* START RAW RECORDS *

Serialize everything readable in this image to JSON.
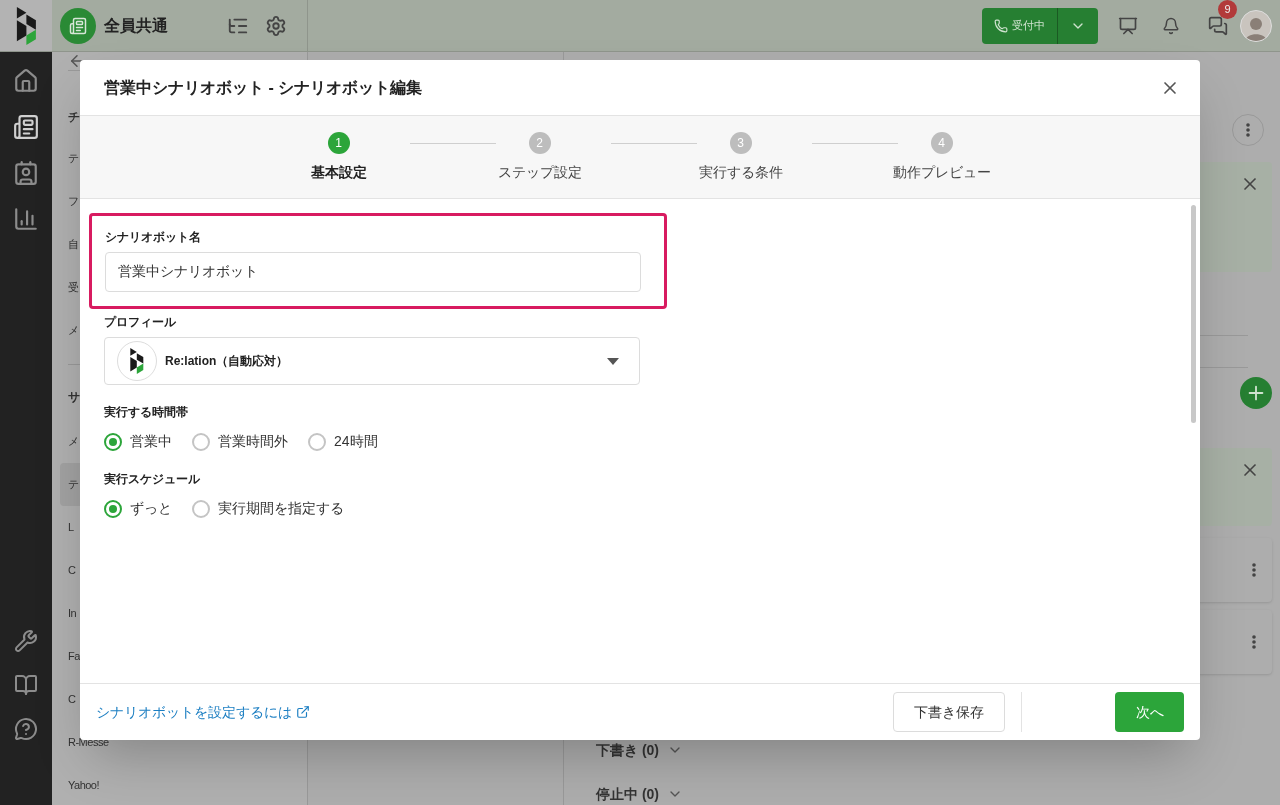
{
  "topbar": {
    "workspace": "全員共通",
    "status_button": "受付中",
    "badge": "9"
  },
  "sidebar": {
    "items": [
      {
        "label": "チ",
        "kind": "heading"
      },
      {
        "label": "テ",
        "kind": "item",
        "selected": false
      },
      {
        "label": "フ",
        "kind": "item",
        "selected": false
      },
      {
        "label": "自",
        "kind": "item",
        "selected": false
      },
      {
        "label": "受",
        "kind": "item",
        "selected": false
      },
      {
        "label": "メ",
        "kind": "item",
        "selected": false
      },
      {
        "label": "サ",
        "kind": "heading"
      },
      {
        "label": "メ",
        "kind": "item",
        "selected": false
      },
      {
        "label": "テ",
        "kind": "item",
        "selected": true
      },
      {
        "label": "L",
        "kind": "item",
        "selected": false
      },
      {
        "label": "C",
        "kind": "item",
        "selected": false
      },
      {
        "label": "In",
        "kind": "item",
        "selected": false
      },
      {
        "label": "Fa",
        "kind": "item",
        "selected": false
      },
      {
        "label": "C",
        "kind": "item",
        "selected": false
      },
      {
        "label": "R-Messe",
        "kind": "item",
        "selected": false
      },
      {
        "label": "Yahoo!",
        "kind": "item",
        "selected": false
      }
    ]
  },
  "main": {
    "sections": [
      {
        "label": "下書き (0)"
      },
      {
        "label": "停止中 (0)"
      }
    ]
  },
  "dialog": {
    "title": "営業中シナリオボット - シナリオボット編集",
    "steps": [
      {
        "number": "1",
        "label": "基本設定",
        "selected": true
      },
      {
        "number": "2",
        "label": "ステップ設定",
        "selected": false
      },
      {
        "number": "3",
        "label": "実行する条件",
        "selected": false
      },
      {
        "number": "4",
        "label": "動作プレビュー",
        "selected": false
      }
    ],
    "name_field": {
      "label": "シナリオボット名",
      "value": "営業中シナリオボット",
      "highlighted": true
    },
    "profile": {
      "label": "プロフィール",
      "value": "Re:lation（自動応対）"
    },
    "radio_groups": [
      {
        "label": "実行する時間帯",
        "options": [
          {
            "label": "営業中",
            "selected": true
          },
          {
            "label": "営業時間外",
            "selected": false
          },
          {
            "label": "24時間",
            "selected": false
          }
        ]
      },
      {
        "label": "実行スケジュール",
        "options": [
          {
            "label": "ずっと",
            "selected": true
          },
          {
            "label": "実行期間を指定する",
            "selected": false
          }
        ]
      }
    ],
    "help_link": "シナリオボットを設定するには",
    "draft_button": "下書き保存",
    "next_button": "次へ"
  }
}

* END RAW RECORDS *

**WORK REQUIRED:** Copy the records word for word, leaving no picture in the copy.

**WRITTEN RESPONSE:**
Serialize everything readable in this image to JSON.
{
  "topbar": {
    "workspace": "全員共通",
    "status_button": "受付中",
    "badge": "9"
  },
  "sidebar": {
    "items": [
      {
        "label": "チ",
        "kind": "heading"
      },
      {
        "label": "テ",
        "kind": "item",
        "selected": false
      },
      {
        "label": "フ",
        "kind": "item",
        "selected": false
      },
      {
        "label": "自",
        "kind": "item",
        "selected": false
      },
      {
        "label": "受",
        "kind": "item",
        "selected": false
      },
      {
        "label": "メ",
        "kind": "item",
        "selected": false
      },
      {
        "label": "サ",
        "kind": "heading"
      },
      {
        "label": "メ",
        "kind": "item",
        "selected": false
      },
      {
        "label": "テ",
        "kind": "item",
        "selected": true
      },
      {
        "label": "L",
        "kind": "item",
        "selected": false
      },
      {
        "label": "C",
        "kind": "item",
        "selected": false
      },
      {
        "label": "In",
        "kind": "item",
        "selected": false
      },
      {
        "label": "Fa",
        "kind": "item",
        "selected": false
      },
      {
        "label": "C",
        "kind": "item",
        "selected": false
      },
      {
        "label": "R-Messe",
        "kind": "item",
        "selected": false
      },
      {
        "label": "Yahoo!",
        "kind": "item",
        "selected": false
      }
    ]
  },
  "main": {
    "sections": [
      {
        "label": "下書き (0)"
      },
      {
        "label": "停止中 (0)"
      }
    ]
  },
  "dialog": {
    "title": "営業中シナリオボット - シナリオボット編集",
    "steps": [
      {
        "number": "1",
        "label": "基本設定",
        "selected": true
      },
      {
        "number": "2",
        "label": "ステップ設定",
        "selected": false
      },
      {
        "number": "3",
        "label": "実行する条件",
        "selected": false
      },
      {
        "number": "4",
        "label": "動作プレビュー",
        "selected": false
      }
    ],
    "name_field": {
      "label": "シナリオボット名",
      "value": "営業中シナリオボット",
      "highlighted": true
    },
    "profile": {
      "label": "プロフィール",
      "value": "Re:lation（自動応対）"
    },
    "radio_groups": [
      {
        "label": "実行する時間帯",
        "options": [
          {
            "label": "営業中",
            "selected": true
          },
          {
            "label": "営業時間外",
            "selected": false
          },
          {
            "label": "24時間",
            "selected": false
          }
        ]
      },
      {
        "label": "実行スケジュール",
        "options": [
          {
            "label": "ずっと",
            "selected": true
          },
          {
            "label": "実行期間を指定する",
            "selected": false
          }
        ]
      }
    ],
    "help_link": "シナリオボットを設定するには",
    "draft_button": "下書き保存",
    "next_button": "次へ"
  }
}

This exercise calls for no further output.